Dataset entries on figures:
# # #

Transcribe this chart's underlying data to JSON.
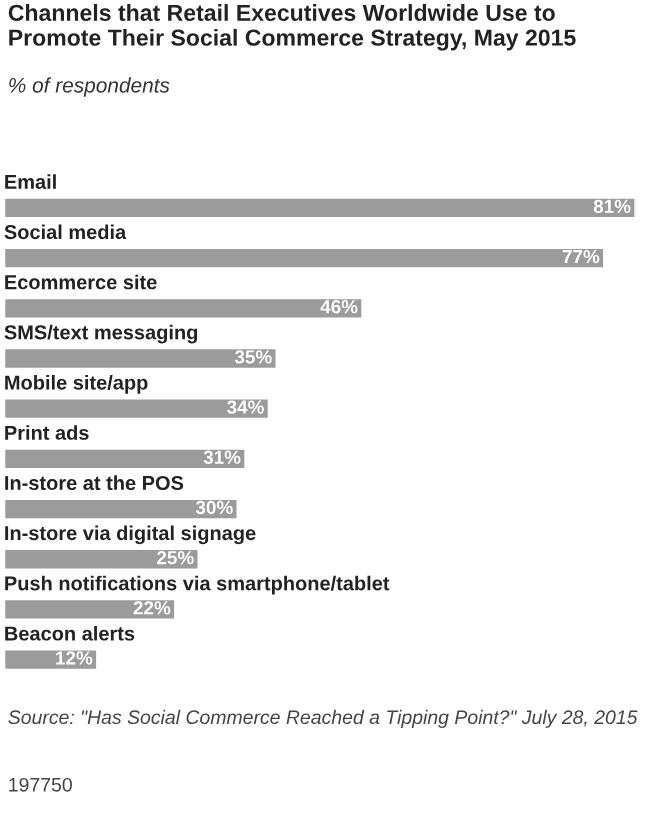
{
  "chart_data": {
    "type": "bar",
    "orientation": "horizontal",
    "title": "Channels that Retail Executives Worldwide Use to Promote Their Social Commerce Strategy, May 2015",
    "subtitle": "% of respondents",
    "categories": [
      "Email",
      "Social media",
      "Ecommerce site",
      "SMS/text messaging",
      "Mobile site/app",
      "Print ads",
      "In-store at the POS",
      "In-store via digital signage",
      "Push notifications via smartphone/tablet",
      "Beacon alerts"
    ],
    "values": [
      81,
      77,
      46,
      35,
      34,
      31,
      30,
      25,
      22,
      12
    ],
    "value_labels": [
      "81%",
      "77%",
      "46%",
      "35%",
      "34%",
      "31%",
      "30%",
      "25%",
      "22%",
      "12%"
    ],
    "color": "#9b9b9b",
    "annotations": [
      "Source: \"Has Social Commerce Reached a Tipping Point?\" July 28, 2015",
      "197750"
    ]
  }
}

# # #

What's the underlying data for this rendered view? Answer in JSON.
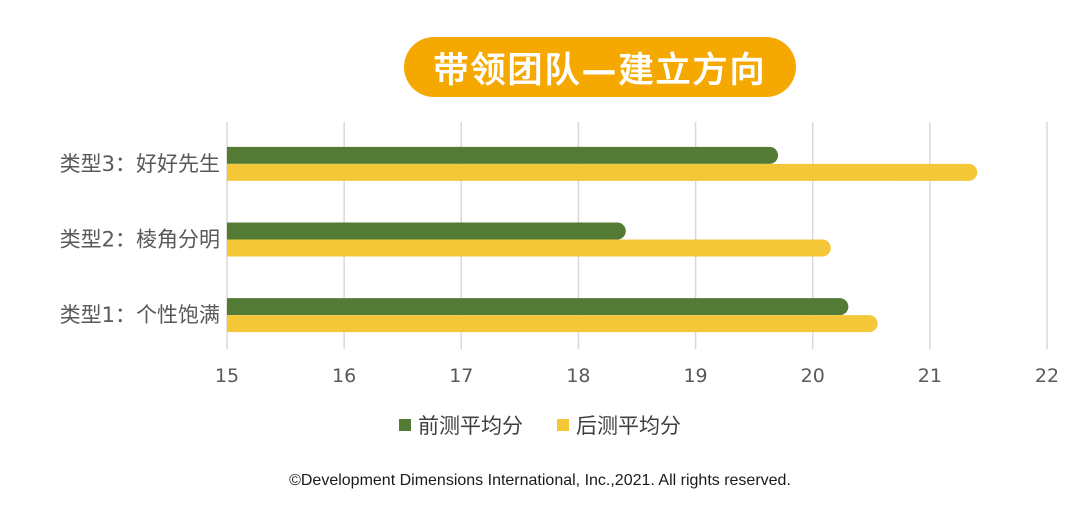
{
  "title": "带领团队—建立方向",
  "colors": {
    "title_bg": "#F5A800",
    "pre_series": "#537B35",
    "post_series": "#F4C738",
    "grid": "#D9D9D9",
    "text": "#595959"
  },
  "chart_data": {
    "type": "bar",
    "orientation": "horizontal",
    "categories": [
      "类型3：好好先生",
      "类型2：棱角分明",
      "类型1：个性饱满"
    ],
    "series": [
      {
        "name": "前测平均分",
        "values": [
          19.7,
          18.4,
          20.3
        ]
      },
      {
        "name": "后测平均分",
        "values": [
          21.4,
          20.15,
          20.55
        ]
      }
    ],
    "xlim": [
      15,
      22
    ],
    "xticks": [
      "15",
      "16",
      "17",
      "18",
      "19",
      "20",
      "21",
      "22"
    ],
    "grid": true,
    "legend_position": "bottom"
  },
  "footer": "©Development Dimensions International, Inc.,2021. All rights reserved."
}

# # #

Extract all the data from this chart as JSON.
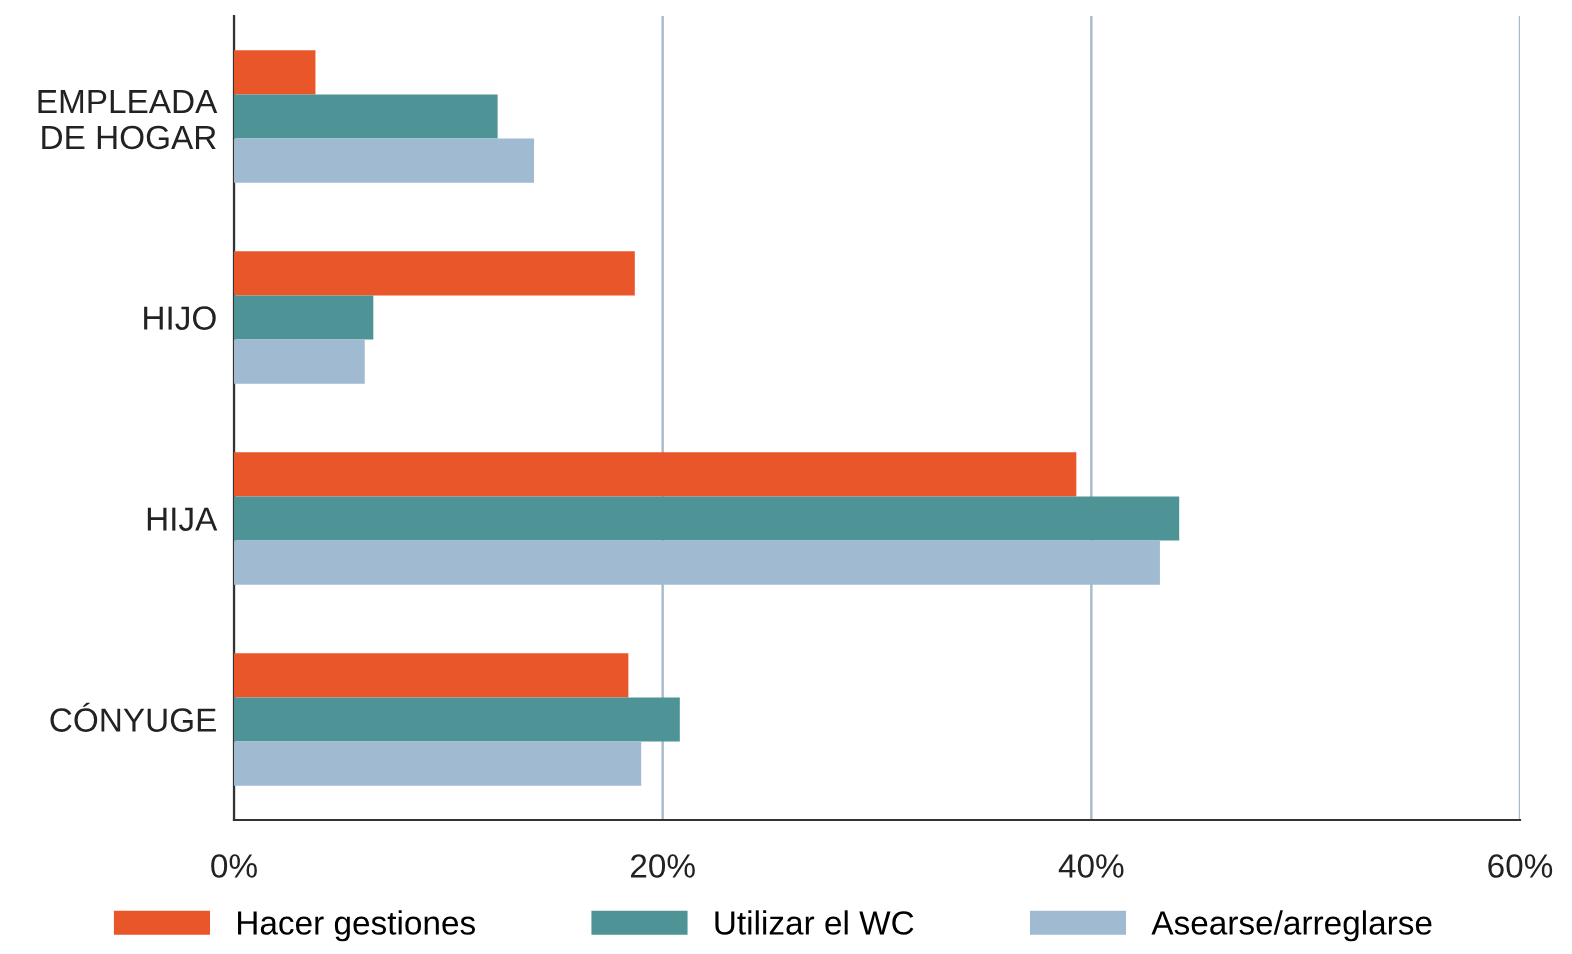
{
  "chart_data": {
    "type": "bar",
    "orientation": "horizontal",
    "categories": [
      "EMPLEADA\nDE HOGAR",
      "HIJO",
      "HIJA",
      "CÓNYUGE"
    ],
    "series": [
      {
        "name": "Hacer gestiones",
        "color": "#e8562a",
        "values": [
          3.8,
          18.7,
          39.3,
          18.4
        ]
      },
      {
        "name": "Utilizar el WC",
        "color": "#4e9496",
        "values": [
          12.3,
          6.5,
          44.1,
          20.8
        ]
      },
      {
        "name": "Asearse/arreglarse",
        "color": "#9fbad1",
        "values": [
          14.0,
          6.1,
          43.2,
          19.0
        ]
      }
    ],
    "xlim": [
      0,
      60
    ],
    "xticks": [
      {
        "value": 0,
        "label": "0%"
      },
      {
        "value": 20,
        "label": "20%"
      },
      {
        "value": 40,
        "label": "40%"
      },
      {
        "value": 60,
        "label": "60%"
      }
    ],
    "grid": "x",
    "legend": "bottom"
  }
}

# # #

SET PROBLEM:
Find every line in the records above that holds the word "store", and copy each one.

SOLUTION:
      "In-store at the POS",
      "In-store via digital signage",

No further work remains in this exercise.